Bereitgestellter Auszug

-- -- --

Teheran (dpa) - Der Iran hat nach Medienberichten mit der umstrittenen Urananreicherung auf eigenem Territorium begonnen. Das berichtete der arabische Kanal Al-Alam des iranischen Staatsfernsehens am Dienstag. Eine Bestätigung der iranischen Atomenergieorganisation lag zunächst nicht vor.
Der iranische Präsident Mahmud Ahmadinedschad besucht die Urananreicherungsanlage in Natan. (Archivfoto)
Am Montag hatte die Regierung in Teheran in einem Schreiben an die Internationale Atomenergiebehörde in Wien (IAEA) angekündigt, den nuklearen Brennstoff für einen medizinischen Forschungsreaktor in Teheran selbst herstellen zu wollen. Dazu werde Uran in der zentraliranischen Anlage Natans auf 20 Prozent angereichert. Zugleich kündigte die Führung des islamischen Landes an, binnen einen Jahres zehn weitere Anlagen zur Urananreicherung zu errichten.
Die internationale Gemeinschaft reagierte besorgt. Sie fordert, die Urananreicherung unter internationaler Kontrolle in Frankreich und Russland vorzunehmen. Der Westen verdächtigt den Iran, unter dem Deckmantel der zivilen Nutzung der Atomenergie an Nuklearwaffen zu arbeiten.

-- -- --

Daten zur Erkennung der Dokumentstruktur
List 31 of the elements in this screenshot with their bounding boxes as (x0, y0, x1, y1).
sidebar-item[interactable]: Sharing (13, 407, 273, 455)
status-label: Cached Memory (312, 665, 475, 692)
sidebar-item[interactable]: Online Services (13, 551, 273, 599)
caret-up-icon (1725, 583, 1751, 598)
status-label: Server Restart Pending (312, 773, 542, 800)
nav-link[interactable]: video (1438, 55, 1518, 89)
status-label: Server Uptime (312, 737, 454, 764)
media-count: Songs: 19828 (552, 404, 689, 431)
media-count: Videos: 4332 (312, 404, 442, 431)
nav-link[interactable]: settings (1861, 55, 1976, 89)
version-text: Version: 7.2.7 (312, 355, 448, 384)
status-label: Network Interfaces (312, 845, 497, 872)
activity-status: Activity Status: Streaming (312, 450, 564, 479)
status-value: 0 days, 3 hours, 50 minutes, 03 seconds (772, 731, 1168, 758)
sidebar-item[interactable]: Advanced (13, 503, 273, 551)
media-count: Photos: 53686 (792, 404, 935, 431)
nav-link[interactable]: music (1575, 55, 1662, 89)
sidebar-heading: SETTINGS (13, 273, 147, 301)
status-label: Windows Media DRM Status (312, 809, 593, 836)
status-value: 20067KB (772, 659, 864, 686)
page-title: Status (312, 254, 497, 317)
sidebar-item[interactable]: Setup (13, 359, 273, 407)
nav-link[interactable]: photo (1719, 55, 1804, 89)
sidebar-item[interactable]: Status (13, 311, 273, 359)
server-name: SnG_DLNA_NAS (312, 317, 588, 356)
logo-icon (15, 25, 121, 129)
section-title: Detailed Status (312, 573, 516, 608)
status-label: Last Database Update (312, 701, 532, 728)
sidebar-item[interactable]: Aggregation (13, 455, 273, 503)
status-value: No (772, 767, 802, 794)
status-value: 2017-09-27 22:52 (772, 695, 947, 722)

-- -- --

Selbst ausprobieren
Erkläre bitte in ein bis drei Sätzen, wozu laut dem Auszug Uran in der Anlage Natans auf 20 Prozent angereichert werden soll. Diese Daten stammen aus einer anderen Quelle.

Lösung der Aufgabe
Die Regierung in Teheran will den nuklearen Brennstoff für einen medizinischen Forschungsreaktor in Teheran selbst herstellen. Das hat sie in einem Schreiben an die IAEA angekündigt. Für diesen Brennstoff soll das Uran in der zentraliranischen Anlage Natans auf 20 Prozent angereichert werden.